SELECTED EXTRACT:
BEGIN
Why the websites I’ve built have failed

I’ve built a lot of websites over the last 8 years of running a web design firm and working for other firms before that. The first professional website project I worked on was in 1995 — so let’s call it 75 sites since then, but it might be nearer a hundred. Most have been small and medium sites for small creative business and non-profits.

And when I look back at them and check out the ones that are still up, it’s clear that most of them have failed. They look fine (or better), the client’s have been satisfied (or happy), and there’s been no catastrophic disasters leading to law suits or even anything but a tiny amount of downtime.

But even though a lot more than half the work I do on the website side of things now is repeat business with long-standing clients it’s clear to me (if not always to the satisfied clients) that nearly all of the sites I’ve built could have done a lot more, and delivered more to justify the money and effort that went into them.

Not a technology challenge

Years ago, I was an early employee at the Dublin-based internet consultants iQ Content. Morgan McKeagney the boss would tell clients that building a successful website is not a technology problem as much as it’s a people and process problem. He was right then, and he’s even more right now. Setup a Squarespace account, or go for a one-click WordPress install with an off the shelf template and you’ve just launched a site that’s more robust, easy to use and attractive than 90% of websites out there.

It’s what’s happened before and what happens after that launch that will define whether or not your site actually ends up working for you. Solid technology won’t count for much when there’s not been an update for five months, or prospective clients can’t find what they’re looking for because management decided they would only put up sales fluff not detailed specifications.
END
DATA SECTION:
BEGIN
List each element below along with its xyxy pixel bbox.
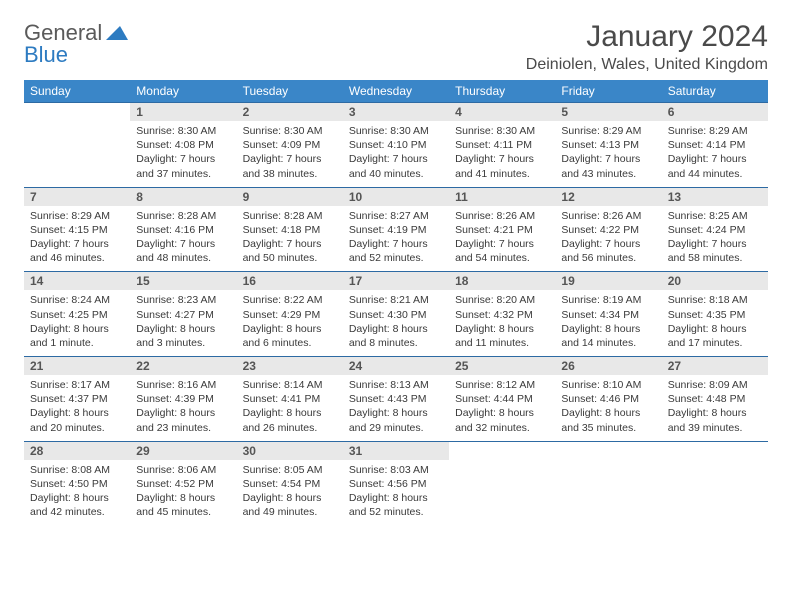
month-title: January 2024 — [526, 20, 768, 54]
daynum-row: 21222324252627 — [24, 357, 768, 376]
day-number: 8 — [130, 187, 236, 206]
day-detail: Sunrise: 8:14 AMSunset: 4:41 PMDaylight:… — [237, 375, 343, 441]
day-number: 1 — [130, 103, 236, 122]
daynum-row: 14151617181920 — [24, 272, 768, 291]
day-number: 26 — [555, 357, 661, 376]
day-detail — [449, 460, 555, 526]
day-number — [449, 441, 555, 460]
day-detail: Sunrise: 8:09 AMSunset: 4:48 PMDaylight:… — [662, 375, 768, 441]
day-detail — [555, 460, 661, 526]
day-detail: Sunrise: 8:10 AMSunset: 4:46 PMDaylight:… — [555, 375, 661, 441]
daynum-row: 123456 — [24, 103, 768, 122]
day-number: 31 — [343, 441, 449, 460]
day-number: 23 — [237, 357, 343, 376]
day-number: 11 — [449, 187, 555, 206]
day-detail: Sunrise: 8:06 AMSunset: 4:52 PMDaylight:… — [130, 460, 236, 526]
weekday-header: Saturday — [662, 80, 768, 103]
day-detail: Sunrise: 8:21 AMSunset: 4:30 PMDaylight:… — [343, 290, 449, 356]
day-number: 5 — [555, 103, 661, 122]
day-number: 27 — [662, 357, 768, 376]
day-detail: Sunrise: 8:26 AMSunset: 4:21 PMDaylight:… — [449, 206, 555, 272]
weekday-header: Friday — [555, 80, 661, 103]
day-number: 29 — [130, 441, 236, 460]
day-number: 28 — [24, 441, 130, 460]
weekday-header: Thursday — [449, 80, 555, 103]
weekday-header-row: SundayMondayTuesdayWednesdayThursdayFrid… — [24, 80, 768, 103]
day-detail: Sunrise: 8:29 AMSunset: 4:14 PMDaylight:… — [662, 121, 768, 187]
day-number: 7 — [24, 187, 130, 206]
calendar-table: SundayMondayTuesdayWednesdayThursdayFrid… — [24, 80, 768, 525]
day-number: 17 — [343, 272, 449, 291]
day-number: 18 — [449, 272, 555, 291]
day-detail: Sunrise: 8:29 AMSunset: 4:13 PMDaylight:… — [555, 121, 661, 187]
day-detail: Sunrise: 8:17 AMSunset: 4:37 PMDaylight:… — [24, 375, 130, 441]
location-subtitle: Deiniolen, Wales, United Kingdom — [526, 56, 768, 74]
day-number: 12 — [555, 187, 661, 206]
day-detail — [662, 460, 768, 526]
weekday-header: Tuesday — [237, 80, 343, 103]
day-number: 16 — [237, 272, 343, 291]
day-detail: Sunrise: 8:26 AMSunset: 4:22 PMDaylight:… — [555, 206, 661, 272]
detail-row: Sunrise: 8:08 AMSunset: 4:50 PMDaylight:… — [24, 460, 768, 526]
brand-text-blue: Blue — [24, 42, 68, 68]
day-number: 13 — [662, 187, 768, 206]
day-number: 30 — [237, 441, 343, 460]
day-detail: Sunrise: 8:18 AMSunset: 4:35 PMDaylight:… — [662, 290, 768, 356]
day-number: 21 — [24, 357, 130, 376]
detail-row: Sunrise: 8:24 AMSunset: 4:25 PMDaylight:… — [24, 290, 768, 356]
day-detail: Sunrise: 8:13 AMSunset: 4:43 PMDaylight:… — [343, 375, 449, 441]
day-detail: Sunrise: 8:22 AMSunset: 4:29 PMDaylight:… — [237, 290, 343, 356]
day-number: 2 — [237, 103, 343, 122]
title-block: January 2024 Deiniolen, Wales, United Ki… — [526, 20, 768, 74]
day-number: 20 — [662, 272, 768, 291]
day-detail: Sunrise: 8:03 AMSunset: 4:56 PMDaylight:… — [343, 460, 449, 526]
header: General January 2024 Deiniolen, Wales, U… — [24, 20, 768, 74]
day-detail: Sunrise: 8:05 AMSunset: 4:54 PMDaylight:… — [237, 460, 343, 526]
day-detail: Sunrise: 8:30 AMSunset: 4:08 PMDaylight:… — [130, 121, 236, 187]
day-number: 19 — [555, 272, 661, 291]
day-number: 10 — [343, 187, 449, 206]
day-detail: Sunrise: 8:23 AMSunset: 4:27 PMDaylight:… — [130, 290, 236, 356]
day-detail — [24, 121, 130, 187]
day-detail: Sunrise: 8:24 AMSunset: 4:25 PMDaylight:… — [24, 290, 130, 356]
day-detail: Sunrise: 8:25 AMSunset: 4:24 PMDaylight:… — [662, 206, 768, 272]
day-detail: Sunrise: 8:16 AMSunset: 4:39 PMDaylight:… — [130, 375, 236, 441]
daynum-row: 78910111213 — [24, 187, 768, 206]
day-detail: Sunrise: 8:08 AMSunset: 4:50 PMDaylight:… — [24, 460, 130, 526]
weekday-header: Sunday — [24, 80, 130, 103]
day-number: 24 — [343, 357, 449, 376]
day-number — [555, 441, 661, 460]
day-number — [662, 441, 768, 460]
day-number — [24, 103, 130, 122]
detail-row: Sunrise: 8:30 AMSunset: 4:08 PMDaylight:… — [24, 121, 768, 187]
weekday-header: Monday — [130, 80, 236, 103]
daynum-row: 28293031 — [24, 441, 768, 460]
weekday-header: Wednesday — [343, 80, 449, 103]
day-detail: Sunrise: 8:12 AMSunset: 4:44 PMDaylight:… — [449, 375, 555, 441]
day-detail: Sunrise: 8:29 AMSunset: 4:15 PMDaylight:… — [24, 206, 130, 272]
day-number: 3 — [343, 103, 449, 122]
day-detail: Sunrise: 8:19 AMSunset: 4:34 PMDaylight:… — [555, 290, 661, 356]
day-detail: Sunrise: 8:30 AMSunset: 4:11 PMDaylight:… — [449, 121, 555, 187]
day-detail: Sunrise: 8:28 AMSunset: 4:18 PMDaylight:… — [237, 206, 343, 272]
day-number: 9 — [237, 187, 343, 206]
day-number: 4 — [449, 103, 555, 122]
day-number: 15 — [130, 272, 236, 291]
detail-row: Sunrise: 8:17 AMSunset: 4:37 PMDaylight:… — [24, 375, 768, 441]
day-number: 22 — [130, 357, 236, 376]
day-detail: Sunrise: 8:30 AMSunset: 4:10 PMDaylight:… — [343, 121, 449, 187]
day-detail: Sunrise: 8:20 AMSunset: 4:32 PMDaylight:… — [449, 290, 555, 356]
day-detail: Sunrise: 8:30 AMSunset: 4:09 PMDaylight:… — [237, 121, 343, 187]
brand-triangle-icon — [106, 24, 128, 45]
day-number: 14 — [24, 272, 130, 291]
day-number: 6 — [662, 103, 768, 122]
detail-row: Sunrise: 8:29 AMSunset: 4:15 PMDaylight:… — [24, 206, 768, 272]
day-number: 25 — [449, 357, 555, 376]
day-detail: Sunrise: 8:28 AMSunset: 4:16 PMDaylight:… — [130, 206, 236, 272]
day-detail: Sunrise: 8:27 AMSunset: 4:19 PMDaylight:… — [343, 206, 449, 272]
END
BEGIN
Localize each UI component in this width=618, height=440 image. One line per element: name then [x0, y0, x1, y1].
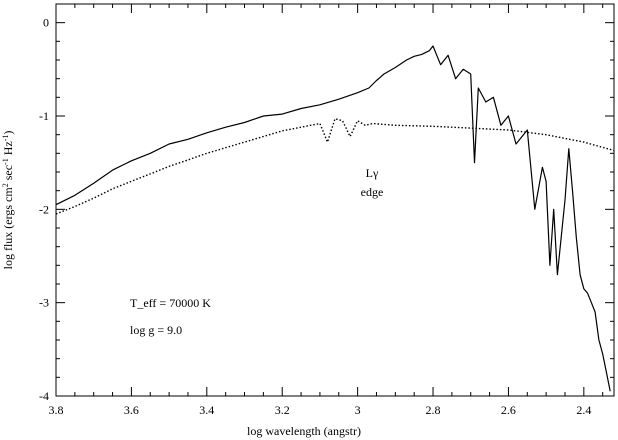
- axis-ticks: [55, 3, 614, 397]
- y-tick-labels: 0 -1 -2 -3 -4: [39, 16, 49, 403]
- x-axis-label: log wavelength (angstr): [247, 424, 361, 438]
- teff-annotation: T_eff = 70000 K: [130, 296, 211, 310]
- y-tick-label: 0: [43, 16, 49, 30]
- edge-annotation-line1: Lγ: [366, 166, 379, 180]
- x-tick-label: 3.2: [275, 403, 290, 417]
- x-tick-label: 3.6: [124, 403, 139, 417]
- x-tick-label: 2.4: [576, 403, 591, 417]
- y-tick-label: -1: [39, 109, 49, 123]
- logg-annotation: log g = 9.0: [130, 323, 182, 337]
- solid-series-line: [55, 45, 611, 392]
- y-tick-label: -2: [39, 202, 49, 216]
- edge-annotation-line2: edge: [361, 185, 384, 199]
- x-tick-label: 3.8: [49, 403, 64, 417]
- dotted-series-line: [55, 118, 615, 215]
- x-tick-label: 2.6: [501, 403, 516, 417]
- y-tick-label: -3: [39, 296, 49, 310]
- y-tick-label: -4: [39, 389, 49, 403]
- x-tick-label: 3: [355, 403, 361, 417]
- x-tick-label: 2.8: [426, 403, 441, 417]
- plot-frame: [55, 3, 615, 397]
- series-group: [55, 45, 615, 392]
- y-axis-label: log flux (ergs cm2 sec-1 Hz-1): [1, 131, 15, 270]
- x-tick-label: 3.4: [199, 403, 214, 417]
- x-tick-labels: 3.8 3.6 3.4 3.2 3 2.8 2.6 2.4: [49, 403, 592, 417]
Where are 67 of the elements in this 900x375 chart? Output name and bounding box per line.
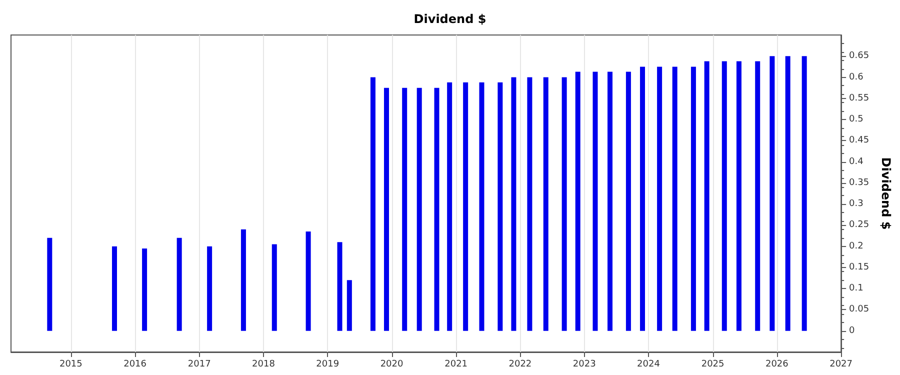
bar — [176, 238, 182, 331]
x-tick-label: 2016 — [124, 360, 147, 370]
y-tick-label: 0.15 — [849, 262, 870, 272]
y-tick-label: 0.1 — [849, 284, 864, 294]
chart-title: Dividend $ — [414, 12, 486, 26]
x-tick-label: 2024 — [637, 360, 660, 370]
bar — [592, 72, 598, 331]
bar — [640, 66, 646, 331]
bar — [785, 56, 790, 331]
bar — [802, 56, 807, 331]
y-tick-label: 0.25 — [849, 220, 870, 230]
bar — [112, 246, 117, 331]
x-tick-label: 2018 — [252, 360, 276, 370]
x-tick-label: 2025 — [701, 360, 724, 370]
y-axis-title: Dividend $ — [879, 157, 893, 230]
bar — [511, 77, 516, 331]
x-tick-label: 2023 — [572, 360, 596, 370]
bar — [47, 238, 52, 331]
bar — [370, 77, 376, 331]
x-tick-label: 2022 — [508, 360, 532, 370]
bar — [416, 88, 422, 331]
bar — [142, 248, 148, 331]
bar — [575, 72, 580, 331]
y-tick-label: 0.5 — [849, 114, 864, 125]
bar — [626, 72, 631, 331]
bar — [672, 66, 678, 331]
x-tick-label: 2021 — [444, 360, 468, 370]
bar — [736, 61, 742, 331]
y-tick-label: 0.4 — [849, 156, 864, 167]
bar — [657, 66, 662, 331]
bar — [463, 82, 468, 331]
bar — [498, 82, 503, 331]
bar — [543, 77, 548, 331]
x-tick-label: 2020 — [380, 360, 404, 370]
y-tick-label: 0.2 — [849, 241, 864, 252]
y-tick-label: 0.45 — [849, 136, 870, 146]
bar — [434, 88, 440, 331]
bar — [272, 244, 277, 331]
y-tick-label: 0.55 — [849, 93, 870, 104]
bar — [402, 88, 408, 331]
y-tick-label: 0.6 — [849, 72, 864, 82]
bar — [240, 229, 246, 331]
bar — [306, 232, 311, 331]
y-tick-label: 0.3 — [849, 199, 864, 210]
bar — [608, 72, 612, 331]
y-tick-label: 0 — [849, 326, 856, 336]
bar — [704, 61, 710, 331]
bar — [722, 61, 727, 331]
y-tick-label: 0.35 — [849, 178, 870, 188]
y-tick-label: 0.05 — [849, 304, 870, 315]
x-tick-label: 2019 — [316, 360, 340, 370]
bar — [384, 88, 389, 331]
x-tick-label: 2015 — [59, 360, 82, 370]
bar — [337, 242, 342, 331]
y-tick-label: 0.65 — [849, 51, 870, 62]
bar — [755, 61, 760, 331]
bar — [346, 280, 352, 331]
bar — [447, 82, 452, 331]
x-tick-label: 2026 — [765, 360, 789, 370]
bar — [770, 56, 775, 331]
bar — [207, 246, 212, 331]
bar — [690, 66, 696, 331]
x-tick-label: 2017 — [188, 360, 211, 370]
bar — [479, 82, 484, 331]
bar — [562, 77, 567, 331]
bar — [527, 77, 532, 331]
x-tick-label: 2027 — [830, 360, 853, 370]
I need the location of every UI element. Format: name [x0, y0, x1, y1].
END
WHAT YOU WILL DO: Rewrite the passage of the website-failure text starting with "But even though" and going on through "websites out there.", substituting "Wix" for "Squarespace".

RESPONSE TO THIS TASK:
But even though a lot more than half the work I do on the website side of things now is repeat business with long-standing clients it’s clear to me (if not always to the satisfied clients) that nearly all of the sites I’ve built could have done a lot more, and delivered more to justify the money and effort that went into them.

Not a technology challenge

Years ago, I was an early employee at the Dublin-based internet consultants iQ Content. Morgan McKeagney the boss would tell clients that building a successful website is not a technology problem as much as it’s a people and process problem. He was right then, and he’s even more right now. Setup a Wix account, or go for a one-click WordPress install with an off the shelf template and you’ve just launched a site that’s more robust, easy to use and attractive than 90% of websites out there.